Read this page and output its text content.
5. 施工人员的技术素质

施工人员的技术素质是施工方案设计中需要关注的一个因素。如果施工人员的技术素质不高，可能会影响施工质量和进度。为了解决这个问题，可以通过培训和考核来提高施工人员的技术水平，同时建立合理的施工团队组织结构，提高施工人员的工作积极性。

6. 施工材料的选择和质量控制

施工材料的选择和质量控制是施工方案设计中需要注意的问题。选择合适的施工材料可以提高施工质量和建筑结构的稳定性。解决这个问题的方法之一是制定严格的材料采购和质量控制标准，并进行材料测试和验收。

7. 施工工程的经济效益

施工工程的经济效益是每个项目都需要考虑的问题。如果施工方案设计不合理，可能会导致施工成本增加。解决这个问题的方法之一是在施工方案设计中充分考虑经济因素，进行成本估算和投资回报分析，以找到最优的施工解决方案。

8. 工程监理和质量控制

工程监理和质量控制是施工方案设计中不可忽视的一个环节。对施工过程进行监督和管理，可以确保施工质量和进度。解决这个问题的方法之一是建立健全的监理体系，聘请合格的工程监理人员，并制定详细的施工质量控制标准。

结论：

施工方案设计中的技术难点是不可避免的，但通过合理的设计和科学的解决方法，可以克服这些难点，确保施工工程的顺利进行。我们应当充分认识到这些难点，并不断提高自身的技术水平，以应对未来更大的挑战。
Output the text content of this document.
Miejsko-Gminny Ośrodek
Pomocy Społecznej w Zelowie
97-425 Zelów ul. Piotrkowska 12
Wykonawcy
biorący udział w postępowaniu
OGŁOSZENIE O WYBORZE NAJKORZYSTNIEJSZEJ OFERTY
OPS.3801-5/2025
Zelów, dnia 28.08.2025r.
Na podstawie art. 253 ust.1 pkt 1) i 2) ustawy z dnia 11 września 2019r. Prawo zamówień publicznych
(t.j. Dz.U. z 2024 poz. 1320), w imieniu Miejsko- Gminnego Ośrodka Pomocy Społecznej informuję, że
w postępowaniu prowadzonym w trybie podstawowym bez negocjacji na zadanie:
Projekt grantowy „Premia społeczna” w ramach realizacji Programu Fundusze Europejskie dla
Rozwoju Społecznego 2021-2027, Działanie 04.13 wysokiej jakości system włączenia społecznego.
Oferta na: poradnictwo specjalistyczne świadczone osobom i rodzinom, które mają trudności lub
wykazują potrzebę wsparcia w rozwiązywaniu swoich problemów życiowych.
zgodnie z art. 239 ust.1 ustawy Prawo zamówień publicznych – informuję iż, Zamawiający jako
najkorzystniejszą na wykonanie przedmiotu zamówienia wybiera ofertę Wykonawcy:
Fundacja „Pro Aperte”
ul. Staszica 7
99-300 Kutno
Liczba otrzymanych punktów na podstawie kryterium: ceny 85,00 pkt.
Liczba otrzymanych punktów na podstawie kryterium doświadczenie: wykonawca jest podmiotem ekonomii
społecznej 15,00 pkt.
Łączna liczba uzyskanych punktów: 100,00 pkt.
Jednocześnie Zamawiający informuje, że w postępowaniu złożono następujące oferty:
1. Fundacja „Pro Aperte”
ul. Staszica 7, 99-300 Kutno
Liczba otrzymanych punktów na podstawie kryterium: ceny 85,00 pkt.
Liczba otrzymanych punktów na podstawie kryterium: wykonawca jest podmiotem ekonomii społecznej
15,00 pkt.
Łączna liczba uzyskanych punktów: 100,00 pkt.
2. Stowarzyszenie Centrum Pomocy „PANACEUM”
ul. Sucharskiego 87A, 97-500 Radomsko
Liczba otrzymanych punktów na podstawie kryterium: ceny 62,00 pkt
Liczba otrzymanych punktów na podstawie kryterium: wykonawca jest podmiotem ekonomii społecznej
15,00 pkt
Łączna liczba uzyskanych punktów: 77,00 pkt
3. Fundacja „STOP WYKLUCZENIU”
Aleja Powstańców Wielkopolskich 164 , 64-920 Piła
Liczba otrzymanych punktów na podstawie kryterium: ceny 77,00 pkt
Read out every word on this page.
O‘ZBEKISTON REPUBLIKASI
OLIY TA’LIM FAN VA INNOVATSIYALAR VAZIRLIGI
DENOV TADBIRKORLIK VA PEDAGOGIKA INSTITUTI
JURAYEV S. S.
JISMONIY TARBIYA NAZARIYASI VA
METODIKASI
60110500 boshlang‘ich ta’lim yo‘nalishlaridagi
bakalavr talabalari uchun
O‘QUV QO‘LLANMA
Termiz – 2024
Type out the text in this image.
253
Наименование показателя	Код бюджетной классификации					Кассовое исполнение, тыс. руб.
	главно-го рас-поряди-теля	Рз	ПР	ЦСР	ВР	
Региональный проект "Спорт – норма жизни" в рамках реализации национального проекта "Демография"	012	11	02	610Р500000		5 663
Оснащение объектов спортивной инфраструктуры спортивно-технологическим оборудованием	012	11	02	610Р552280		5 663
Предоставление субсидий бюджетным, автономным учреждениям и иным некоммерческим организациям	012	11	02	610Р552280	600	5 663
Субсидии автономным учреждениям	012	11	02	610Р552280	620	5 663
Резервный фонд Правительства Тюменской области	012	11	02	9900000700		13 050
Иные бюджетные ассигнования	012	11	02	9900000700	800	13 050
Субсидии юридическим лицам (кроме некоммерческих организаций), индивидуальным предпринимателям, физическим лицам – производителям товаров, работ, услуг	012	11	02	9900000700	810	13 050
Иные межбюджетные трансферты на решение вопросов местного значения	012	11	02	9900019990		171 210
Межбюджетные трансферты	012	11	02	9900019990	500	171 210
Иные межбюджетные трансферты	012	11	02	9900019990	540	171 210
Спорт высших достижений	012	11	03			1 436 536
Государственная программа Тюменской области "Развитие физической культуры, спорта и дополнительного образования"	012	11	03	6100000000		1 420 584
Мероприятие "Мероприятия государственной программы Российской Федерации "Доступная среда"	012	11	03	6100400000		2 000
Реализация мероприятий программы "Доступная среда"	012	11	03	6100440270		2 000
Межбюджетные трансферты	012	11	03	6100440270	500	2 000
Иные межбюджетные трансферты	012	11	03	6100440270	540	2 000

— Exercise prompt —
Starting from the line containing "Read out every word on this page.", repeat each line through the end of the entries, exactly.

— Full answer —
Read out every word on this page.
O‘ZBEKISTON REPUBLIKASI
OLIY TA’LIM FAN VA INNOVATSIYALAR VAZIRLIGI
DENOV TADBIRKORLIK VA PEDAGOGIKA INSTITUTI
JURAYEV S. S.
JISMONIY TARBIYA NAZARIYASI VA
METODIKASI
60110500 boshlang‘ich ta’lim yo‘nalishlaridagi
bakalavr talabalari uchun
O‘QUV QO‘LLANMA
Termiz – 2024
Type out the text in this image.
253
Наименование показателя	Код бюджетной классификации					Кассовое исполнение, тыс. руб.
	главно-го рас-поряди-теля	Рз	ПР	ЦСР	ВР	
Региональный проект "Спорт – норма жизни" в рамках реализации национального проекта "Демография"	012	11	02	610Р500000		5 663
Оснащение объектов спортивной инфраструктуры спортивно-технологическим оборудованием	012	11	02	610Р552280		5 663
Предоставление субсидий бюджетным, автономным учреждениям и иным некоммерческим организациям	012	11	02	610Р552280	600	5 663
Субсидии автономным учреждениям	012	11	02	610Р552280	620	5 663
Резервный фонд Правительства Тюменской области	012	11	02	9900000700		13 050
Иные бюджетные ассигнования	012	11	02	9900000700	800	13 050
Субсидии юридическим лицам (кроме некоммерческих организаций), индивидуальным предпринимателям, физическим лицам – производителям товаров, работ, услуг	012	11	02	9900000700	810	13 050
Иные межбюджетные трансферты на решение вопросов местного значения	012	11	02	9900019990		171 210
Межбюджетные трансферты	012	11	02	9900019990	500	171 210
Иные межбюджетные трансферты	012	11	02	9900019990	540	171 210
Спорт высших достижений	012	11	03			1 436 536
Государственная программа Тюменской области "Развитие физической культуры, спорта и дополнительного образования"	012	11	03	6100000000		1 420 584
Мероприятие "Мероприятия государственной программы Российской Федерации "Доступная среда"	012	11	03	6100400000		2 000
Реализация мероприятий программы "Доступная среда"	012	11	03	6100440270		2 000
Межбюджетные трансферты	012	11	03	6100440270	500	2 000
Иные межбюджетные трансферты	012	11	03	6100440270	540	2 000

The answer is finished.